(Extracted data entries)
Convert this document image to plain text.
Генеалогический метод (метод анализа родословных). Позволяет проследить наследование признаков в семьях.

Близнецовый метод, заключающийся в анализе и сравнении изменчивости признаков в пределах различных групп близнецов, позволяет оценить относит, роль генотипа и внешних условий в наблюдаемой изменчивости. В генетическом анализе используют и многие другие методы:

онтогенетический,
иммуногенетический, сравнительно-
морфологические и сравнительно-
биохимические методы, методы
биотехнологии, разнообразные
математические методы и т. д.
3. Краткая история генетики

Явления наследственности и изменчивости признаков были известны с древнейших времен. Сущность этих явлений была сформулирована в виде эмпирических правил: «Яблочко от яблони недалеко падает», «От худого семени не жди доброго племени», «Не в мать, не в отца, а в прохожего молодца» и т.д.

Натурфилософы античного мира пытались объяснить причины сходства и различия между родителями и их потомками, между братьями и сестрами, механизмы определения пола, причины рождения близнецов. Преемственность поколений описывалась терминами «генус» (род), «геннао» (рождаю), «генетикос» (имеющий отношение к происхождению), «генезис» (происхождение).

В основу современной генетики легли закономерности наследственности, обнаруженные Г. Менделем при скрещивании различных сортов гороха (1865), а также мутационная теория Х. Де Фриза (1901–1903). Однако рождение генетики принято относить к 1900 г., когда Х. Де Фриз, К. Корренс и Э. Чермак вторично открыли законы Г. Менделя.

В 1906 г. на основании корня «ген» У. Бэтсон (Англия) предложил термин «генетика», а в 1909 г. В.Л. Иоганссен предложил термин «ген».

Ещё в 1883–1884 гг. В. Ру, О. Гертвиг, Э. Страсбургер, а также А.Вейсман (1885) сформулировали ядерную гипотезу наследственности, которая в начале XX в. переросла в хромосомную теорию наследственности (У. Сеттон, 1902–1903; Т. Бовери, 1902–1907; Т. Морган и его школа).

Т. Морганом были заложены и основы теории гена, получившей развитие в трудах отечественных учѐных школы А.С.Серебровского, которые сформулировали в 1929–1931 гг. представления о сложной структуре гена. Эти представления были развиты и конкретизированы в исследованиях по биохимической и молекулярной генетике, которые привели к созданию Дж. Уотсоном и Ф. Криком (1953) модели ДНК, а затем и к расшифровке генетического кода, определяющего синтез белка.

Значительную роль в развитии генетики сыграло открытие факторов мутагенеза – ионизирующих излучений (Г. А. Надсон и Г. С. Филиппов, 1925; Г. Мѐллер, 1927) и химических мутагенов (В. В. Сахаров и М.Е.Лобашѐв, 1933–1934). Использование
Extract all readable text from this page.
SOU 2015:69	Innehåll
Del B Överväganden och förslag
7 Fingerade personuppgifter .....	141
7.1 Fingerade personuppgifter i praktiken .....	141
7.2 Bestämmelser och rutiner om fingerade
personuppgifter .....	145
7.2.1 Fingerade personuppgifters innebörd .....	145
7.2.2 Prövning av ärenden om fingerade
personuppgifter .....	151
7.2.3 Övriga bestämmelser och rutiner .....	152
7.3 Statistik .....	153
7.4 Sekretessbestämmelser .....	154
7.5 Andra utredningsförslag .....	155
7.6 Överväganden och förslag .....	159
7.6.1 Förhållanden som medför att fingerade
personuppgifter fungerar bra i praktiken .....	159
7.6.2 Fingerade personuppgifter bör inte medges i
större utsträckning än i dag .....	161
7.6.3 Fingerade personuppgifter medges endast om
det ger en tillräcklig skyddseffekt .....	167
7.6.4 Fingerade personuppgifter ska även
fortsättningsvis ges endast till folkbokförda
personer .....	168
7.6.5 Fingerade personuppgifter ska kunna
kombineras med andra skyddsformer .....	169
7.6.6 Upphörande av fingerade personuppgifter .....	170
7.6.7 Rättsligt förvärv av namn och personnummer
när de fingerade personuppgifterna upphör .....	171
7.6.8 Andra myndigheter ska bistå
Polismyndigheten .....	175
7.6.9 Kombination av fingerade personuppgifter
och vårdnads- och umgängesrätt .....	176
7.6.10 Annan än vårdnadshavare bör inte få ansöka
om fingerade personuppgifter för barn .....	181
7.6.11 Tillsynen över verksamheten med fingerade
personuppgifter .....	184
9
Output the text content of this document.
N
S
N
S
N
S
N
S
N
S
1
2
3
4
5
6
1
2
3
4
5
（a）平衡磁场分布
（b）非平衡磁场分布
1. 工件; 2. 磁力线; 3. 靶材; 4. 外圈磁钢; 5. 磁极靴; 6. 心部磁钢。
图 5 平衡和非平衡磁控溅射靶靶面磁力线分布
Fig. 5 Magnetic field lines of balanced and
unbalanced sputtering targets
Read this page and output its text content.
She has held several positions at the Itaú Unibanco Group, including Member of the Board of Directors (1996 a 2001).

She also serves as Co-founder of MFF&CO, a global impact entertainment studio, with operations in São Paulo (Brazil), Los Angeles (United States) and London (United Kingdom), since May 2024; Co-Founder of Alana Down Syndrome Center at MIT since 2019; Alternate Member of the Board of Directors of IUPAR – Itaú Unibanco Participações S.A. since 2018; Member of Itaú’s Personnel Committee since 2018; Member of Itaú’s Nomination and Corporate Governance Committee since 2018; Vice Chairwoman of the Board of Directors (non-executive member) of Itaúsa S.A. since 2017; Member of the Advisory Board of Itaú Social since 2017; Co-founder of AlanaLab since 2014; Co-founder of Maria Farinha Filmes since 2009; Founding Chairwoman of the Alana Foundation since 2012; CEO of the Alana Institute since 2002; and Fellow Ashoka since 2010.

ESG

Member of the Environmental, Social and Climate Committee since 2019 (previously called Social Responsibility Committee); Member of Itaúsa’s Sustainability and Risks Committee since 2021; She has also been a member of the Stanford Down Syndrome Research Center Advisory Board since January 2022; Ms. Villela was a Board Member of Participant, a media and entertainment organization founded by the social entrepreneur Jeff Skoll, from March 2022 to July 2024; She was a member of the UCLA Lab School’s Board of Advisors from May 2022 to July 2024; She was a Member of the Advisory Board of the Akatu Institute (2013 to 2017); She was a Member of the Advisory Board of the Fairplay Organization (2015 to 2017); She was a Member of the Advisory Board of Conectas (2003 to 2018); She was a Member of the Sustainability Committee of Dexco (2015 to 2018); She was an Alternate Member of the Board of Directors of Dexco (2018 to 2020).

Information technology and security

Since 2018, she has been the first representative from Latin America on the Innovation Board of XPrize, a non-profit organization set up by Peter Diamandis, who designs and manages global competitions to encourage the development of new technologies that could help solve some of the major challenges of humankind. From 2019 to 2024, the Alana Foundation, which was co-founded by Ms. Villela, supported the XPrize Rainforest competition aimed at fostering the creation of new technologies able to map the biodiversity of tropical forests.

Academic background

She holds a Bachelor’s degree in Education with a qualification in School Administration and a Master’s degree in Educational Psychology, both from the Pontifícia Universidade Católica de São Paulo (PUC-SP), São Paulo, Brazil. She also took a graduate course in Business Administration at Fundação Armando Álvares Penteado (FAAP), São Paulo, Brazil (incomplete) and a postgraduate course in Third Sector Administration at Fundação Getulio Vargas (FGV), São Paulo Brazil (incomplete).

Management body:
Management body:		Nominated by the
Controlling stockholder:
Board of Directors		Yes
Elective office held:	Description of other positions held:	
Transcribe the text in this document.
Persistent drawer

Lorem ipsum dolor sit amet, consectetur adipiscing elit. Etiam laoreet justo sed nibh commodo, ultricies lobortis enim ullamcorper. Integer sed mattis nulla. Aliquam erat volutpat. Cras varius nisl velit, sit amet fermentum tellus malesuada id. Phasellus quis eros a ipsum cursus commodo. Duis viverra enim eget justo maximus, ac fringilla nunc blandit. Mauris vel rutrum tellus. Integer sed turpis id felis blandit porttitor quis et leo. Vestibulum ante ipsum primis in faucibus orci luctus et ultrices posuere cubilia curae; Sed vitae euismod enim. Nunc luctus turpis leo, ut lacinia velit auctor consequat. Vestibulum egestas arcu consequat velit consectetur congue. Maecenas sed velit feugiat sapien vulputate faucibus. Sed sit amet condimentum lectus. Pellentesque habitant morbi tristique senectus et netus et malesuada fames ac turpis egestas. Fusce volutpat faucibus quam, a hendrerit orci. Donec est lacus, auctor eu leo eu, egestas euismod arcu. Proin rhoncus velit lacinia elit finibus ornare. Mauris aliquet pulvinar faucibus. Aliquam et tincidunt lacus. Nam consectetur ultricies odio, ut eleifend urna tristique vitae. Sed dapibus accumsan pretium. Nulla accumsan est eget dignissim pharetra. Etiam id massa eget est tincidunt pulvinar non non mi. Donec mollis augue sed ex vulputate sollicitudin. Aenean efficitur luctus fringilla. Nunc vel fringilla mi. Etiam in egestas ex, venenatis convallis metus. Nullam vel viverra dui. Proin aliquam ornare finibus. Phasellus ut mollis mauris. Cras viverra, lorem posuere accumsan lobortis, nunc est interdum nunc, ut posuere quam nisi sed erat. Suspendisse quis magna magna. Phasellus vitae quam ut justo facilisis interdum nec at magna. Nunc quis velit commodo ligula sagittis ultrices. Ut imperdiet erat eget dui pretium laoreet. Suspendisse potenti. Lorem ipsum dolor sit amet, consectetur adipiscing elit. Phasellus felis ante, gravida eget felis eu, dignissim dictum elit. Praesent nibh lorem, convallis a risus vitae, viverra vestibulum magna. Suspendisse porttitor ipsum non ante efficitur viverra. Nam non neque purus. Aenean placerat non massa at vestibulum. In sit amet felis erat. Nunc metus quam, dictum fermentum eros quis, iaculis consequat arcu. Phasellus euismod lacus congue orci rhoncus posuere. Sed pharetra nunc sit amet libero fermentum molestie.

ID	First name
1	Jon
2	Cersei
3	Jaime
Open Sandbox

* _Given request_
Find every line in the records that contains the word "from"; copy those lines.

* _Answer below_
Extract all readable text from this page.
Member of the Environmental, Social and Climate Committee since 2019 (previously called Social Responsibility Committee); Member of Itaúsa’s Sustainability and Risks Committee since 2021; She has also been a member of the Stanford Down Syndrome Research Center Advisory Board since January 2022; Ms. Villela was a Board Member of Participant, a media and entertainment organization founded by the social entrepreneur Jeff Skoll, from March 2022 to July 2024; She was a member of the UCLA Lab School’s Board of Advisors from May 2022 to July 2024; She was a Member of the Advisory Board of the Akatu Institute (2013 to 2017); She was a Member of the Advisory Board of the Fairplay Organization (2015 to 2017); She was a Member of the Advisory Board of Conectas (2003 to 2018); She was a Member of the Sustainability Committee of Dexco (2015 to 2018); She was an Alternate Member of the Board of Directors of Dexco (2018 to 2020).
Since 2018, she has been the first representative from Latin America on the Innovation Board of XPrize, a non-profit organization set up by Peter Diamandis, who designs and manages global competitions to encourage the development of new technologies that could help solve some of the major challenges of humankind. From 2019 to 2024, the Alana Foundation, which was co-founded by Ms. Villela, supported the XPrize Rainforest competition aimed at fostering the creation of new technologies able to map the biodiversity of tropical forests.
She holds a Bachelor’s degree in Education with a qualification in School Administration and a Master’s degree in Educational Psychology, both from the Pontifícia Universidade Católica de São Paulo (PUC-SP), São Paulo, Brazil. She also took a graduate course in Business Administration at Fundação Armando Álvares Penteado (FAAP), São Paulo, Brazil (incomplete) and a postgraduate course in Third Sector Administration at Fundação Getulio Vargas (FGV), São Paulo Brazil (incomplete).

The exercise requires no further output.